Read the lines below and count those that have the word "this". Respond with the number only.
════════════════════
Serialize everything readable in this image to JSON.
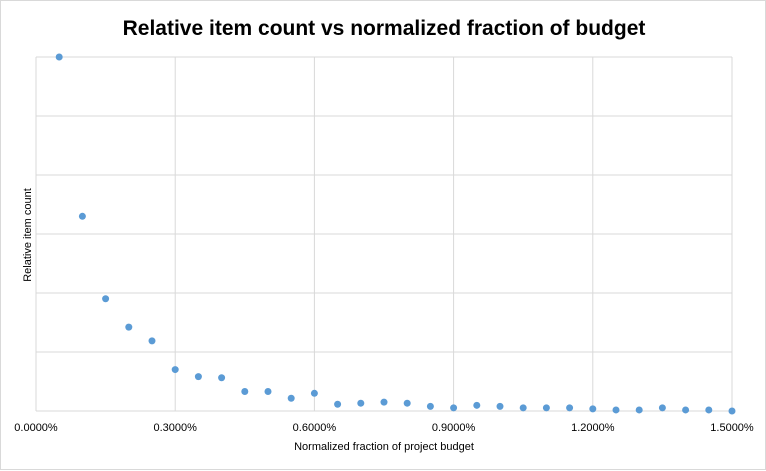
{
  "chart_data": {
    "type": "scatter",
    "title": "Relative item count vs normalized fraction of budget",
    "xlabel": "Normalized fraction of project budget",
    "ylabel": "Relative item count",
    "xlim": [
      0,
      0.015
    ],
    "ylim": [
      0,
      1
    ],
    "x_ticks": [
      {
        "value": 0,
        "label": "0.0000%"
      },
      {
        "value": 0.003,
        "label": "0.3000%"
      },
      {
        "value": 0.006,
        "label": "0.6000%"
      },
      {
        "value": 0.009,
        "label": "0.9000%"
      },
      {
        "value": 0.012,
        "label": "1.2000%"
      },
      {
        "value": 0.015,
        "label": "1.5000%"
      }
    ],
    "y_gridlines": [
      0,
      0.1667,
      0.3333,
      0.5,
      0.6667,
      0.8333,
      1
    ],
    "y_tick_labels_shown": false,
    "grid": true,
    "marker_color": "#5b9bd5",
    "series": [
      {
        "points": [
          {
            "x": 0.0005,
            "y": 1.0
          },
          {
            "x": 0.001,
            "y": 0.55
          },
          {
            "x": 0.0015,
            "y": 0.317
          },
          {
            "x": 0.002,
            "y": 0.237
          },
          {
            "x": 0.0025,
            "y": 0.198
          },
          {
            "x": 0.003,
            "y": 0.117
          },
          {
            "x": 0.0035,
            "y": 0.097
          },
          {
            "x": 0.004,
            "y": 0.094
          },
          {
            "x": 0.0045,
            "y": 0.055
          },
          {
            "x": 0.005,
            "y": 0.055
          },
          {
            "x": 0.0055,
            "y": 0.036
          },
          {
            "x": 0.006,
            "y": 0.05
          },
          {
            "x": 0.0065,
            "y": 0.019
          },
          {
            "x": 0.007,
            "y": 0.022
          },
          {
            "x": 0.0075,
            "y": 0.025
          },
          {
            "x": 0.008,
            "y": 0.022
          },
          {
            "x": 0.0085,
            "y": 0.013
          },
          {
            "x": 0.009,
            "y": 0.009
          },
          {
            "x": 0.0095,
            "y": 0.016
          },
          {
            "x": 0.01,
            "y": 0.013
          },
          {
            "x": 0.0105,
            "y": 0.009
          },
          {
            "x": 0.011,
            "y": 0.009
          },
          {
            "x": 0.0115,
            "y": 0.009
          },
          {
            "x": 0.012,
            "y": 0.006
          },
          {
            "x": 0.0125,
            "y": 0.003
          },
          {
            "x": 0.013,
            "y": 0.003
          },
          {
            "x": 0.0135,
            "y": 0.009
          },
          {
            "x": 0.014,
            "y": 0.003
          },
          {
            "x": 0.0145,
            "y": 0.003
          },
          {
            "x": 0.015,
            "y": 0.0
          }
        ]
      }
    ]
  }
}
════════════════════
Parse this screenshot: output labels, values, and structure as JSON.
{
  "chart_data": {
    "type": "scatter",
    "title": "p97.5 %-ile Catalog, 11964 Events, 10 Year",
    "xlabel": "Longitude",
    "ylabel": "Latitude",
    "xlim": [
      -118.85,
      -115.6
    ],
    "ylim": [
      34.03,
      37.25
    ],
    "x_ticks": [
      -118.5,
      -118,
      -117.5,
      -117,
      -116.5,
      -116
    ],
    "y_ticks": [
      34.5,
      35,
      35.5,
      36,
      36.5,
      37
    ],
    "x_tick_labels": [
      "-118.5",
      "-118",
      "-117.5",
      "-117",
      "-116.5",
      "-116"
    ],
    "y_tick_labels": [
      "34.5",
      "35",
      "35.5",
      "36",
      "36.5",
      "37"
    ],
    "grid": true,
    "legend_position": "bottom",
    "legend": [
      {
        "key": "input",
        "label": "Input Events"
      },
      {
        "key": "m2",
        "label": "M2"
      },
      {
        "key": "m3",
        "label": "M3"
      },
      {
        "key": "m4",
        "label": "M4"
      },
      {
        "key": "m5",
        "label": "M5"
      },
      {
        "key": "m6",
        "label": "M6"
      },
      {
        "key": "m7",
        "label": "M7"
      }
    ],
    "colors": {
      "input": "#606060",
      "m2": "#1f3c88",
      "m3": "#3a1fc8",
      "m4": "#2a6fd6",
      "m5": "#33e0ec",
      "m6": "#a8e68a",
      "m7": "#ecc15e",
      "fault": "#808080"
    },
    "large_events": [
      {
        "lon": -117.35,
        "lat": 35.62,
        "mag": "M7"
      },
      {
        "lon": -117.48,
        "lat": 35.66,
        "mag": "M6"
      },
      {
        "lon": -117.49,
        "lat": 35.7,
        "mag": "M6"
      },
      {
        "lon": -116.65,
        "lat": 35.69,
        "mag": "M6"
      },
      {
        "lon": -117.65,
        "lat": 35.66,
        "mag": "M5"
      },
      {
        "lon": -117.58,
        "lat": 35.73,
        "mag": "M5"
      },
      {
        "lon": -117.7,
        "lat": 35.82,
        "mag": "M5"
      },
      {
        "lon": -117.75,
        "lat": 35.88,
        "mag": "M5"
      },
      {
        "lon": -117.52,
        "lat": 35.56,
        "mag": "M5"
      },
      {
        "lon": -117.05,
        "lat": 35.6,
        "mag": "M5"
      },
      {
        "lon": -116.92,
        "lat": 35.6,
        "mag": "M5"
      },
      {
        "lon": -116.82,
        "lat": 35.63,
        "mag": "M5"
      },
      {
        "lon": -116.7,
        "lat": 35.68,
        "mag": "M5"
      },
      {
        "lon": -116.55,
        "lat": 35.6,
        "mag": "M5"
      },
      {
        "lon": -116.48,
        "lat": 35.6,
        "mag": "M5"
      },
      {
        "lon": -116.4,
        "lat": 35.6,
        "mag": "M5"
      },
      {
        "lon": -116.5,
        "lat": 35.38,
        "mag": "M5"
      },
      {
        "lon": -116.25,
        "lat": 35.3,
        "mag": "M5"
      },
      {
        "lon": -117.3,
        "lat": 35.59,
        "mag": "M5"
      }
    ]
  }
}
════════════════════
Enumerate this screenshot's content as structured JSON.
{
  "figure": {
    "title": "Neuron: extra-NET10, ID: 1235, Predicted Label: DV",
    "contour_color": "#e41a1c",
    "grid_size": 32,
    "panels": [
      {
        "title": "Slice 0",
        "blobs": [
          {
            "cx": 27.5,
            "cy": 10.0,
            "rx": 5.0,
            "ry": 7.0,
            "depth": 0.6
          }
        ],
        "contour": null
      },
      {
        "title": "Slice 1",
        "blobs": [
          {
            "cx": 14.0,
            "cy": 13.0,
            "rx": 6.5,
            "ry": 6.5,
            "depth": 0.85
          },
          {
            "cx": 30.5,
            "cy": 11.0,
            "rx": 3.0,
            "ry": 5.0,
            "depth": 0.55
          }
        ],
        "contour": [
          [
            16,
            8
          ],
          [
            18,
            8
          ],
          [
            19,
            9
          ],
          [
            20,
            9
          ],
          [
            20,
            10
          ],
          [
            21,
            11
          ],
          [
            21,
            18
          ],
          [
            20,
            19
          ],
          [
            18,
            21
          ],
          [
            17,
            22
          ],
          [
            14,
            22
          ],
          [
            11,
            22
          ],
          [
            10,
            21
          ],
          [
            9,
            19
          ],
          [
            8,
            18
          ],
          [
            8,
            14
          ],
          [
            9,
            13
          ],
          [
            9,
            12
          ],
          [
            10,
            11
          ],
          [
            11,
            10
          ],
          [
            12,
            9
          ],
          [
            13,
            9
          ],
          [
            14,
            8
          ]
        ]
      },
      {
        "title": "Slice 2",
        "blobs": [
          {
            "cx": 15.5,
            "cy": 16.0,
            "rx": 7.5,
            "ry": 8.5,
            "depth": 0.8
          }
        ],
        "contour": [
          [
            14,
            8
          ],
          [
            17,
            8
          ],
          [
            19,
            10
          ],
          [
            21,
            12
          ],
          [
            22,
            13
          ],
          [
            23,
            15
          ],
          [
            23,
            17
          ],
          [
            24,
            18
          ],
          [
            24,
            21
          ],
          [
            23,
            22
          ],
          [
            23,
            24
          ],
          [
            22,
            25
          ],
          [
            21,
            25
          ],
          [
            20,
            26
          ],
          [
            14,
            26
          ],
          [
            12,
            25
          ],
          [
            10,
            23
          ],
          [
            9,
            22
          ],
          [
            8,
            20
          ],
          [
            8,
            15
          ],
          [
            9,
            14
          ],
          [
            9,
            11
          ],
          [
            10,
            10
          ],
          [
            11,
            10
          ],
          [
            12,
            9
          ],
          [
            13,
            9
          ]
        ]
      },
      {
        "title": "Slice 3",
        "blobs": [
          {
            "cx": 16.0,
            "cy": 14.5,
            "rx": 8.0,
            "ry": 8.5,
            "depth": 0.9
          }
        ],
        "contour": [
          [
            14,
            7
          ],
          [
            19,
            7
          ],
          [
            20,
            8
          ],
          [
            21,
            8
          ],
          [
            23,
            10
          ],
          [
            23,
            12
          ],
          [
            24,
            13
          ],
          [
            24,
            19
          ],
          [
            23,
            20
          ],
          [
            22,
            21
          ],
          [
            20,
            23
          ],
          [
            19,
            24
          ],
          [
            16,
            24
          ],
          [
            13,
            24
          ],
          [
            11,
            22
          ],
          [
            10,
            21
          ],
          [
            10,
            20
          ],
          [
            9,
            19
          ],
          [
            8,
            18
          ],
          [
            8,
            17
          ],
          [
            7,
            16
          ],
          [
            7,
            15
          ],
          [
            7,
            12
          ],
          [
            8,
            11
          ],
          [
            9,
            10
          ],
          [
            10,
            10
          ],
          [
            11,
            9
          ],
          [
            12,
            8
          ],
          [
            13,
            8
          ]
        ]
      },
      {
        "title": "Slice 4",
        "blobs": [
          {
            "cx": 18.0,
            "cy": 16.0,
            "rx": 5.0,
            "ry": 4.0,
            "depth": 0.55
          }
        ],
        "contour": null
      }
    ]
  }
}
════════════════════
• **EXERCISE RESPONSE**
3